[Records from a data source]
····················

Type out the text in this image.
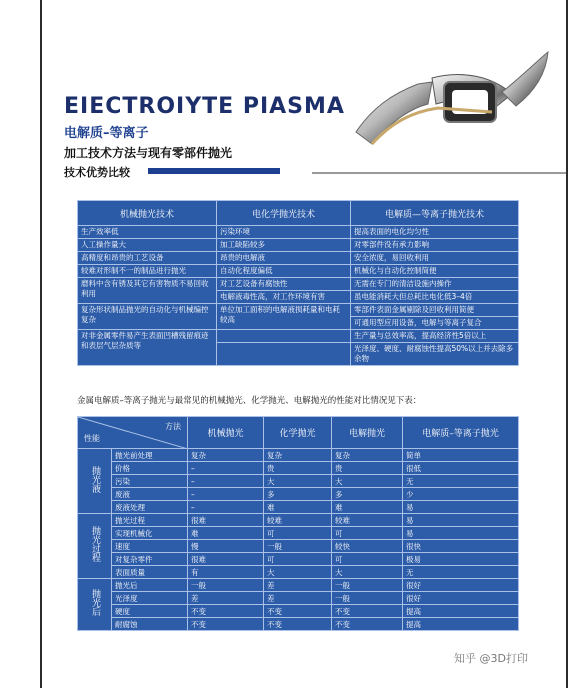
EIECTROIYTE PIASMA
电解质–等离子
加工技术方法与现有零部件抛光
技术优势比较
机械抛光技术	电化学抛光技术	电解质—等离子抛光技术
生产效率低	污染环境	提高表面的电化均匀性
人工操作量大	加工缺陷较多	对零部件没有承力影响
高精度和昂贵的工艺设备	昂贵的电解液	安全浓度，易回收利用
较难对形制不一的制品进行抛光	自动化程度偏低	机械化与自动化控制简便
磨料中含有锈及其它有害物质不易回收利用	对工艺设备有腐蚀性	无需在专门的清洁设施内操作
	电解液毒性高，对工作环境有害	虽电能消耗大但总耗比电化低3–4倍
复杂形状制品抛光的自动化与机械编控复杂	单位加工面积的电解液损耗量和电耗较高	零部件表面金属剔除及回收利用简便
		可通用型应用设备，电解与等离子复合
对非金属零件易产生表面凹槽残留痕迹和表层气层杂质等		生产量与总效率高，提高经济性5倍以上
		光泽度、硬度、耐腐蚀性提高50%以上并去除多余物
金属电解质–等离子抛光与最常见的机械抛光、化学抛光、电解抛光的性能对比情况见下表：
方法
性能		机械抛光	化学抛光	电解抛光	电解质–等离子抛光
抛光液	抛光前处理	复杂	复杂	复杂	简单
	价格	–	贵	贵	很低
	污染	–	大	大	无
	废液	–	多	多	少
	废液处理	–	难	难	易
抛光过程	抛光过程	很难	较难	较难	易
	实现机械化	难	可	可	易
	速度	慢	一般	较快	很快
	对复杂零件	很难	可	可	极易
	表面质量	有	大	大	无
抛光后	抛光后	一般	差	一般	很好
	光泽度	差	差	一般	很好
	硬度	不变	不变	不变	提高
	耐腐蚀	不变	不变	不变	提高
知乎 @3D打印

····················

* Work to do: Quote the records in full and exactly; skip any image.

* Final result:
Type out the text in this image.
EIECTROIYTE PIASMA
电解质–等离子
加工技术方法与现有零部件抛光
技术优势比较
机械抛光技术	电化学抛光技术	电解质—等离子抛光技术
生产效率低	污染环境	提高表面的电化均匀性
人工操作量大	加工缺陷较多	对零部件没有承力影响
高精度和昂贵的工艺设备	昂贵的电解液	安全浓度，易回收利用
较难对形制不一的制品进行抛光	自动化程度偏低	机械化与自动化控制简便
磨料中含有锈及其它有害物质不易回收利用	对工艺设备有腐蚀性	无需在专门的清洁设施内操作
	电解液毒性高，对工作环境有害	虽电能消耗大但总耗比电化低3–4倍
复杂形状制品抛光的自动化与机械编控复杂	单位加工面积的电解液损耗量和电耗较高	零部件表面金属剔除及回收利用简便
		可通用型应用设备，电解与等离子复合
对非金属零件易产生表面凹槽残留痕迹和表层气层杂质等		生产量与总效率高，提高经济性5倍以上
		光泽度、硬度、耐腐蚀性提高50%以上并去除多余物
金属电解质–等离子抛光与最常见的机械抛光、化学抛光、电解抛光的性能对比情况见下表：
方法
性能		机械抛光	化学抛光	电解抛光	电解质–等离子抛光
抛光液	抛光前处理	复杂	复杂	复杂	简单
	价格	–	贵	贵	很低
	污染	–	大	大	无
	废液	–	多	多	少
	废液处理	–	难	难	易
抛光过程	抛光过程	很难	较难	较难	易
	实现机械化	难	可	可	易
	速度	慢	一般	较快	很快
	对复杂零件	很难	可	可	极易
	表面质量	有	大	大	无
抛光后	抛光后	一般	差	一般	很好
	光泽度	差	差	一般	很好
	硬度	不变	不变	不变	提高
	耐腐蚀	不变	不变	不变	提高
知乎 @3D打印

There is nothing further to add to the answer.